PROBLEM DESCRIPTION
Each line below that contains "following" counts once; report the total and nothing more.

EXTRACTED ENTRIES
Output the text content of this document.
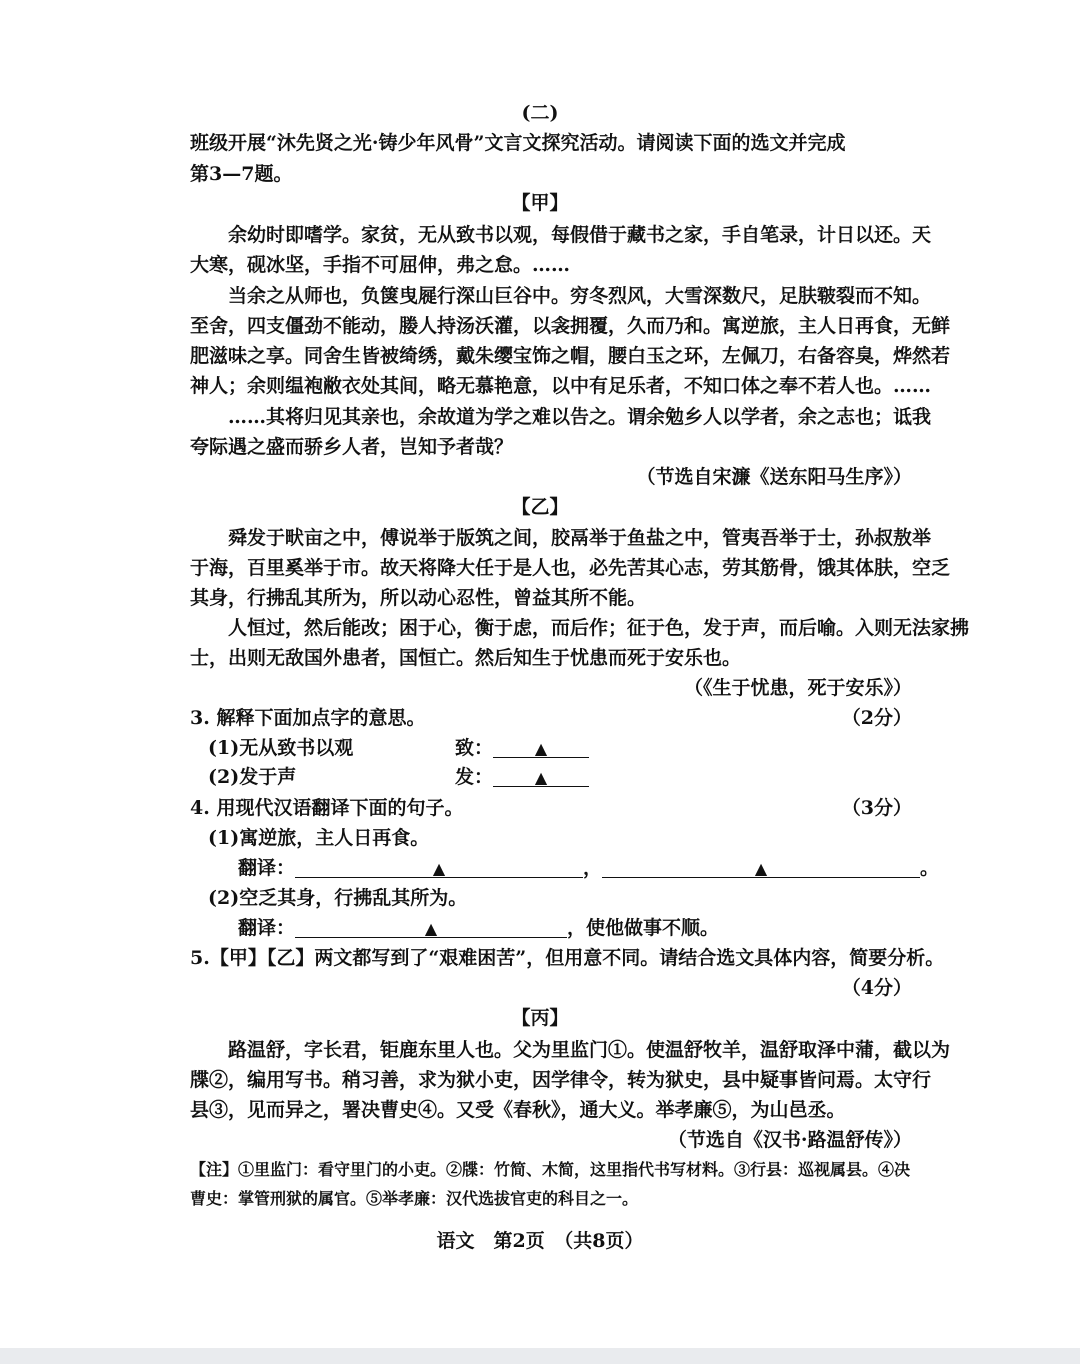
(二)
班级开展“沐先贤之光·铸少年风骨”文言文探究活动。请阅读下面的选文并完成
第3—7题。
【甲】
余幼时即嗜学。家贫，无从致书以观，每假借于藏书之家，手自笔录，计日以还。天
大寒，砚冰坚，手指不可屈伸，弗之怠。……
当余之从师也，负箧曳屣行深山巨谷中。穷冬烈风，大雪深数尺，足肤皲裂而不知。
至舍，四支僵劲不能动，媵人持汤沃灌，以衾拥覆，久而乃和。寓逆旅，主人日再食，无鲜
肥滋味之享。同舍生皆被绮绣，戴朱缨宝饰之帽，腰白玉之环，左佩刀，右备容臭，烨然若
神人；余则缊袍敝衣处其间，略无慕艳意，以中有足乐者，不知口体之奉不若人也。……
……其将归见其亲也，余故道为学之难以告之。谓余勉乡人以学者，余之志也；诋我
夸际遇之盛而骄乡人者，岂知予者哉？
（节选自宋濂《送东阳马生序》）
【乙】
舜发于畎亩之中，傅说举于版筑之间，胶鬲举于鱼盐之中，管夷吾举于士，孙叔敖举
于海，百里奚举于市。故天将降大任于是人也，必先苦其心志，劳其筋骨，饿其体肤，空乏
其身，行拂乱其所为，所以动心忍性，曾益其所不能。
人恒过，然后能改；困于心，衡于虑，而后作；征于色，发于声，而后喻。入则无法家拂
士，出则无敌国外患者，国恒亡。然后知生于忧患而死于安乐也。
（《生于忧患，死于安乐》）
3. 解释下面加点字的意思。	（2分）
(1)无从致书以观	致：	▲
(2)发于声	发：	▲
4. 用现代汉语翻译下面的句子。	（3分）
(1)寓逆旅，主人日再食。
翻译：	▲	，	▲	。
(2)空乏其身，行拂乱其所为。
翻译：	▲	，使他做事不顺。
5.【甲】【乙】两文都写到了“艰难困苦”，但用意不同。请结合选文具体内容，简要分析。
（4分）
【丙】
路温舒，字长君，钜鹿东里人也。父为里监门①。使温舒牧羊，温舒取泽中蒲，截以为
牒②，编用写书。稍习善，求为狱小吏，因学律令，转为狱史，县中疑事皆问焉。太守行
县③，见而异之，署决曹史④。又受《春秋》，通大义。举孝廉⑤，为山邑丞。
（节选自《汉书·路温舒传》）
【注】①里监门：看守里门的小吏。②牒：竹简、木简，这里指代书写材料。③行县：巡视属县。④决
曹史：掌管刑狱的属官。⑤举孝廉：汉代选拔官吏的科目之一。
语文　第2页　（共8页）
...
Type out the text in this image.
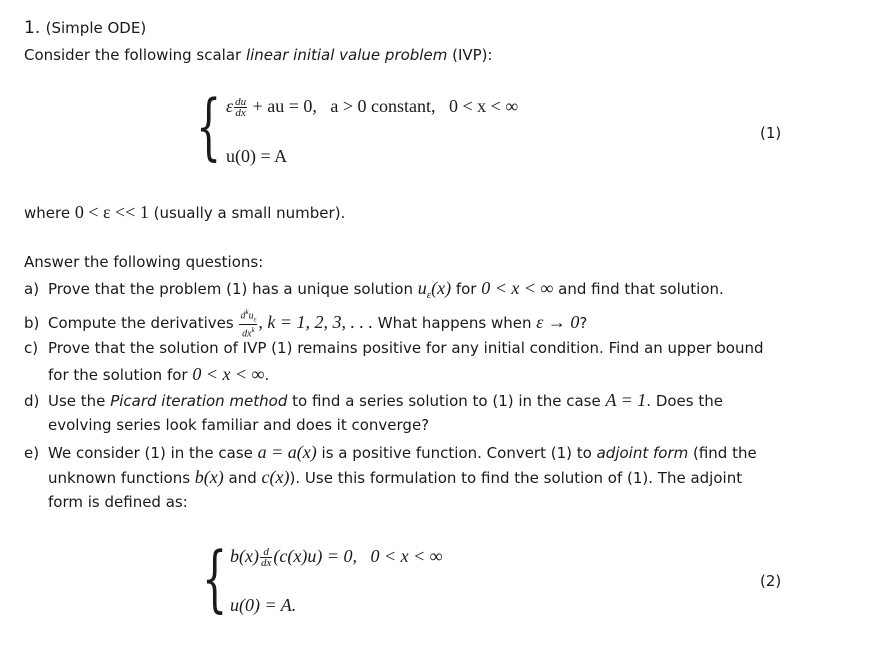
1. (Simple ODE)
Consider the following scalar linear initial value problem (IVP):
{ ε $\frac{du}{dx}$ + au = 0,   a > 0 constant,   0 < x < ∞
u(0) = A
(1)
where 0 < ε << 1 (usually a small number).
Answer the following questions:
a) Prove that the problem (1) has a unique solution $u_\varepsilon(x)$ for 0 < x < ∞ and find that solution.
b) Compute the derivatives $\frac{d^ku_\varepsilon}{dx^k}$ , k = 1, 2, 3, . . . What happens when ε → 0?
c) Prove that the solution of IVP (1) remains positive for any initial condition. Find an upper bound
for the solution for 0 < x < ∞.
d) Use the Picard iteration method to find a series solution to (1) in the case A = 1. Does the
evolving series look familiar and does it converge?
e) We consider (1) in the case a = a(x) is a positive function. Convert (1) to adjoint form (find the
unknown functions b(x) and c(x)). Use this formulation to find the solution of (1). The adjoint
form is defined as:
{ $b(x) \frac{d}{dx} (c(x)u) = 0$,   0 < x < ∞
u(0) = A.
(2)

RESULT OF THE EXERCISE
2